• **Exercise instructions**
Scan the records and identify every line in which the string "ГОСТ" occurs, then return those lines.

• **Raw data**
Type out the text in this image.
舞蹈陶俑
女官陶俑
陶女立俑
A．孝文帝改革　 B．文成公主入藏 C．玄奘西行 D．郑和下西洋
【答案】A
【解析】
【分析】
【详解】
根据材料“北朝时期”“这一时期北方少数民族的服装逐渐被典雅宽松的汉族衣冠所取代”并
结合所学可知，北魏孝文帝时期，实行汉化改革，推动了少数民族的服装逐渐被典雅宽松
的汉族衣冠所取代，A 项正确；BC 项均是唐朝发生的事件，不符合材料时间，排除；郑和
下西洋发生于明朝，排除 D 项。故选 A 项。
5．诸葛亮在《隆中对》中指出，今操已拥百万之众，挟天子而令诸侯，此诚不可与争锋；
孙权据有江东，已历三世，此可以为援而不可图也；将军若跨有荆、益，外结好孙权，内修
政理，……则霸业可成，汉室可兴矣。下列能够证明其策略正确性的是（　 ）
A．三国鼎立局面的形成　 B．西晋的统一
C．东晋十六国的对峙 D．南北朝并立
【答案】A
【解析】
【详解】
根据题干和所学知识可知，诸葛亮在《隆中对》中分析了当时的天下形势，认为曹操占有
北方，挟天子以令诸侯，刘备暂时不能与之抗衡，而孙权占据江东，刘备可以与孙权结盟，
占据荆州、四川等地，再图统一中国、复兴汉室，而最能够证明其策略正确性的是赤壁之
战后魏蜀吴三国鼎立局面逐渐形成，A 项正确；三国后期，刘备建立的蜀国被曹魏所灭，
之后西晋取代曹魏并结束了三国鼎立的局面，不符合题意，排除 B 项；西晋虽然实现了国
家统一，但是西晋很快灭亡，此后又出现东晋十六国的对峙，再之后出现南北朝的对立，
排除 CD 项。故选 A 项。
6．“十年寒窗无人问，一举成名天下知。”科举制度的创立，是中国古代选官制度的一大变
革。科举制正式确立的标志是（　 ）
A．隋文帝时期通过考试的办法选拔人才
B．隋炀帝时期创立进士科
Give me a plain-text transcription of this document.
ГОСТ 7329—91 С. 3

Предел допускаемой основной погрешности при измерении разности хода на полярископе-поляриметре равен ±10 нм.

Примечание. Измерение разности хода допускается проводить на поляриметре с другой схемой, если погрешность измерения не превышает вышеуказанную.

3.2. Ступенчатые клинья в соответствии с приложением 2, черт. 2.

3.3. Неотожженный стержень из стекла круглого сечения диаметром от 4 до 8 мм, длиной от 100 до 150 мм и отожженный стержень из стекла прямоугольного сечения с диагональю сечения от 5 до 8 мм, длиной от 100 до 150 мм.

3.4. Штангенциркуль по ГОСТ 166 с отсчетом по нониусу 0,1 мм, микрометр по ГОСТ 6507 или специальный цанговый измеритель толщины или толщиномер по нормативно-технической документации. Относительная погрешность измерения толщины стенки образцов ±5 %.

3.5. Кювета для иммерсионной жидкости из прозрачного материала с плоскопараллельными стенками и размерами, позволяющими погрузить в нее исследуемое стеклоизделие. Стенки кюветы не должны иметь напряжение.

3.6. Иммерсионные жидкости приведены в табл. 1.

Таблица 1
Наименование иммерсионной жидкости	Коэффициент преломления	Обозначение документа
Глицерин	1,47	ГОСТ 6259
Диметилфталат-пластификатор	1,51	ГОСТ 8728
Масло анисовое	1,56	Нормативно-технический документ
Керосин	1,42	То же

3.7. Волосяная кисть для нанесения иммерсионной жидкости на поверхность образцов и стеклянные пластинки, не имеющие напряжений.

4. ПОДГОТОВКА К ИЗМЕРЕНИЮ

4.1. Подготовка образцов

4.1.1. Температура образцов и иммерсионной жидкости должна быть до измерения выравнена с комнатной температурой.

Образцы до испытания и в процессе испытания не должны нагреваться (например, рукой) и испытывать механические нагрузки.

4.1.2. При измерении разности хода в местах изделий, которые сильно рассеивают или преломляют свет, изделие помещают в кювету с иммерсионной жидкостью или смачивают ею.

• **Full solution**
ГОСТ 7329—91 С. 3
3.4. Штангенциркуль по ГОСТ 166 с отсчетом по нониусу 0,1 мм, микрометр по ГОСТ 6507 или специальный цанговый измеритель толщины или толщиномер по нормативно-технической документации. Относительная погрешность измерения толщины стенки образцов ±5 %.
Глицерин	1,47	ГОСТ 6259
Диметилфталат-пластификатор	1,51	ГОСТ 8728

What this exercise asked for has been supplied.